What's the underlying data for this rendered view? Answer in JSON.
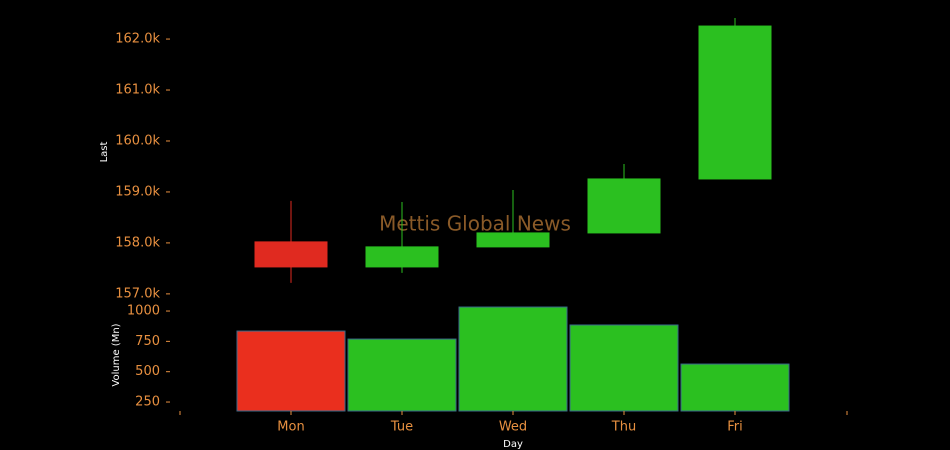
{
  "chart_data": {
    "type": "candlestick",
    "watermark": "Mettis Global News",
    "xlabel": "Day",
    "ylabel": "Last",
    "y2label": "Volume (Mn)",
    "categories": [
      "Mon",
      "Tue",
      "Wed",
      "Thu",
      "Fri"
    ],
    "open": [
      158020,
      157529,
      157922,
      158196,
      159255
    ],
    "high": [
      158824,
      158804,
      159039,
      159549,
      162412
    ],
    "low": [
      157216,
      157412,
      157922,
      158196,
      159255
    ],
    "close": [
      157529,
      157922,
      158196,
      159255,
      162255
    ],
    "volume": [
      835,
      769,
      1033,
      885,
      563
    ],
    "up_color": "#2bc020",
    "down_color": "#e02a20",
    "volume_down_color": "#ea2f1e",
    "ylim": [
      156880,
      162570
    ],
    "yticks": [
      {
        "value": 157000,
        "label": "157.0k"
      },
      {
        "value": 158000,
        "label": "158.0k"
      },
      {
        "value": 159000,
        "label": "159.0k"
      },
      {
        "value": 160000,
        "label": "160.0k"
      },
      {
        "value": 161000,
        "label": "161.0k"
      },
      {
        "value": 162000,
        "label": "162.0k"
      }
    ],
    "y2lim": [
      176,
      1058
    ],
    "y2ticks": [
      250,
      500,
      750,
      1000
    ]
  }
}
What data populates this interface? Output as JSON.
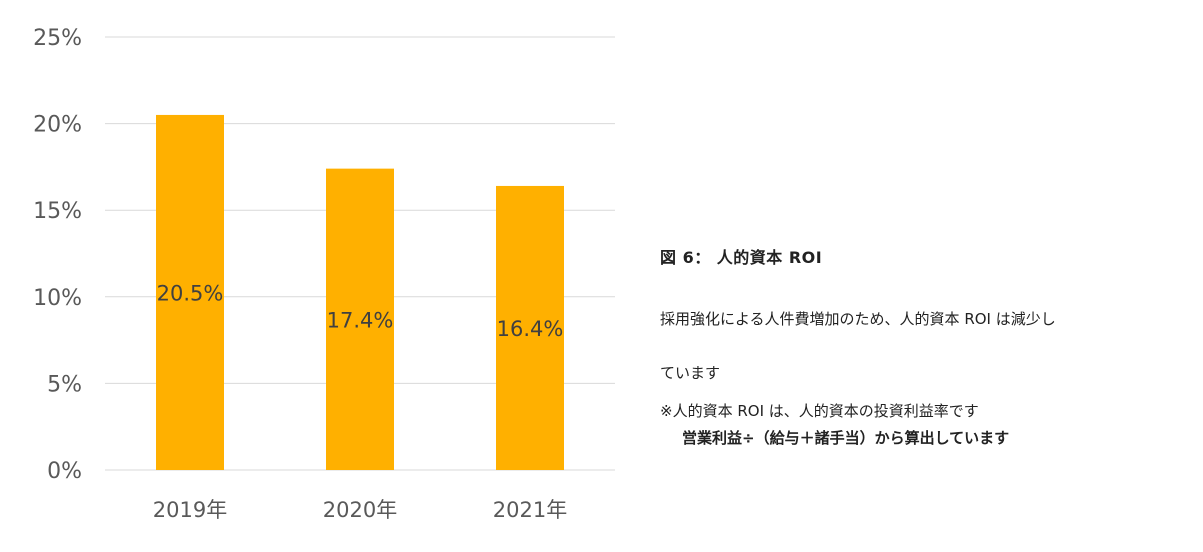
{
  "chart_data": {
    "type": "bar",
    "categories": [
      "2019年",
      "2020年",
      "2021年"
    ],
    "values": [
      20.5,
      17.4,
      16.4
    ],
    "data_labels": [
      "20.5%",
      "17.4%",
      "16.4%"
    ],
    "y_ticks": [
      "0%",
      "5%",
      "10%",
      "15%",
      "20%",
      "25%"
    ],
    "ylim": [
      0,
      25
    ],
    "grid": true,
    "legend": false,
    "bar_color": "#FFB000",
    "grid_color": "#D9D9D9"
  },
  "caption": {
    "title": "図 6： 人的資本 ROI",
    "body": "採用強化による人件費増加のため、人的資本 ROI は減少し\nています",
    "note": "※人的資本 ROI は、人的資本の投資利益率です",
    "note_formula": "営業利益÷（給与＋諸手当）から算出しています"
  }
}
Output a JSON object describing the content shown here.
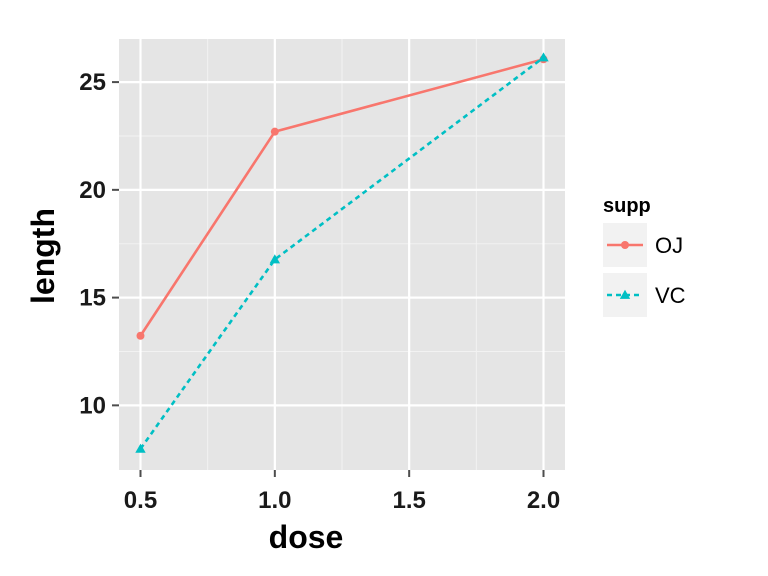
{
  "chart_data": {
    "type": "line",
    "xlabel": "dose",
    "ylabel": "length",
    "xlim": [
      0.42,
      2.08
    ],
    "ylim": [
      7.0,
      27.0
    ],
    "xticks": [
      0.5,
      1.0,
      1.5,
      2.0
    ],
    "xtick_labels": [
      "0.5",
      "1.0",
      "1.5",
      "2.0"
    ],
    "yticks": [
      10,
      15,
      20,
      25
    ],
    "ytick_labels": [
      "10",
      "15",
      "20",
      "25"
    ],
    "grid": true,
    "legend": {
      "title": "supp",
      "position": "right"
    },
    "series": [
      {
        "name": "OJ",
        "color": "#F8766D",
        "line_style": "solid",
        "marker": "circle",
        "x": [
          0.5,
          1.0,
          2.0
        ],
        "y": [
          13.23,
          22.7,
          26.06
        ]
      },
      {
        "name": "VC",
        "color": "#00BFC4",
        "line_style": "dashed",
        "marker": "triangle",
        "x": [
          0.5,
          1.0,
          2.0
        ],
        "y": [
          7.98,
          16.77,
          26.14
        ]
      }
    ]
  }
}
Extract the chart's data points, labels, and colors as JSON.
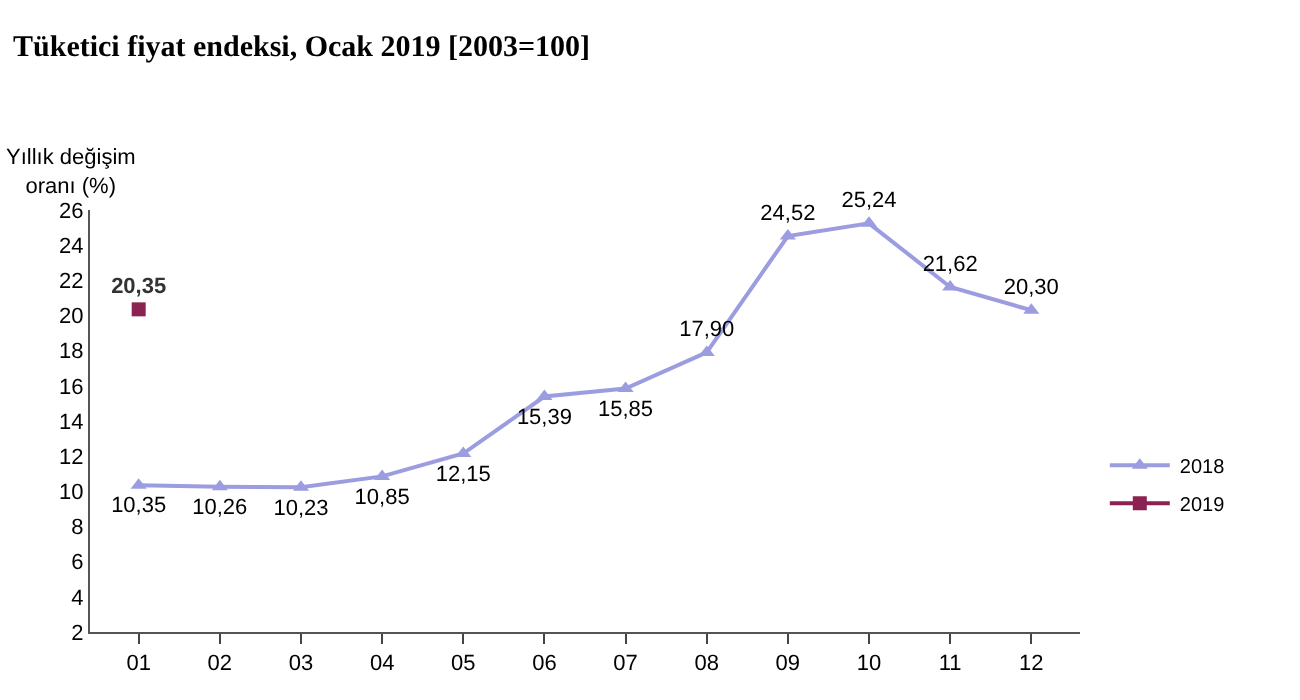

:::::

__GIVEN INSTRUCTION__: Make a word-for-word copy of the entries, without any pictures.

__COMPLETE ANSWER__:
What's the underlying data for this rendered view? Answer in JSON.
{
  "chart_data": {
    "type": "candlestick",
    "watermark": "Mettis Global News",
    "xlabel": "Day",
    "ylabel": "Last",
    "y2label": "Volume (Mn)",
    "categories": [
      "Mon",
      "Tue",
      "Wed",
      "Thu",
      "Fri"
    ],
    "open": [
      158020,
      157529,
      157922,
      158196,
      159255
    ],
    "high": [
      158824,
      158804,
      159039,
      159549,
      162412
    ],
    "low": [
      157216,
      157412,
      157922,
      158196,
      159255
    ],
    "close": [
      157529,
      157922,
      158196,
      159255,
      162255
    ],
    "volume": [
      835,
      769,
      1033,
      885,
      563
    ],
    "up_color": "#2bc020",
    "down_color": "#e02a20",
    "volume_down_color": "#ea2f1e",
    "ylim": [
      156880,
      162570
    ],
    "yticks": [
      {
        "value": 157000,
        "label": "157.0k"
      },
      {
        "value": 158000,
        "label": "158.0k"
      },
      {
        "value": 159000,
        "label": "159.0k"
      },
      {
        "value": 160000,
        "label": "160.0k"
      },
      {
        "value": 161000,
        "label": "161.0k"
      },
      {
        "value": 162000,
        "label": "162.0k"
      }
    ],
    "y2lim": [
      176,
      1058
    ],
    "y2ticks": [
      250,
      500,
      750,
      1000
    ]
  }
}
What data populates this interface? Output as JSON.
{
  "chart_data": {
    "type": "bar",
    "categories": [
      "2019年",
      "2020年",
      "2021年"
    ],
    "values": [
      20.5,
      17.4,
      16.4
    ],
    "data_labels": [
      "20.5%",
      "17.4%",
      "16.4%"
    ],
    "y_ticks": [
      "0%",
      "5%",
      "10%",
      "15%",
      "20%",
      "25%"
    ],
    "ylim": [
      0,
      25
    ],
    "grid": true,
    "legend": false,
    "bar_color": "#FFB000",
    "grid_color": "#D9D9D9"
  },
  "caption": {
    "title": "図 6： 人的資本 ROI",
    "body": "採用強化による人件費増加のため、人的資本 ROI は減少し\nています",
    "note": "※人的資本 ROI は、人的資本の投資利益率です",
    "note_formula": "営業利益÷（給与＋諸手当）から算出しています"
  }
}
Output a JSON object describing the content shown here.
{
  "chart_data": {
    "type": "line",
    "xlabel": "dose",
    "ylabel": "length",
    "xlim": [
      0.42,
      2.08
    ],
    "ylim": [
      7.0,
      27.0
    ],
    "xticks": [
      0.5,
      1.0,
      1.5,
      2.0
    ],
    "xtick_labels": [
      "0.5",
      "1.0",
      "1.5",
      "2.0"
    ],
    "yticks": [
      10,
      15,
      20,
      25
    ],
    "ytick_labels": [
      "10",
      "15",
      "20",
      "25"
    ],
    "grid": true,
    "legend": {
      "title": "supp",
      "position": "right"
    },
    "series": [
      {
        "name": "OJ",
        "color": "#F8766D",
        "line_style": "solid",
        "marker": "circle",
        "x": [
          0.5,
          1.0,
          2.0
        ],
        "y": [
          13.23,
          22.7,
          26.06
        ]
      },
      {
        "name": "VC",
        "color": "#00BFC4",
        "line_style": "dashed",
        "marker": "triangle",
        "x": [
          0.5,
          1.0,
          2.0
        ],
        "y": [
          7.98,
          16.77,
          26.14
        ]
      }
    ]
  }
}
Extract the chart's data points, labels, and colors as JSON.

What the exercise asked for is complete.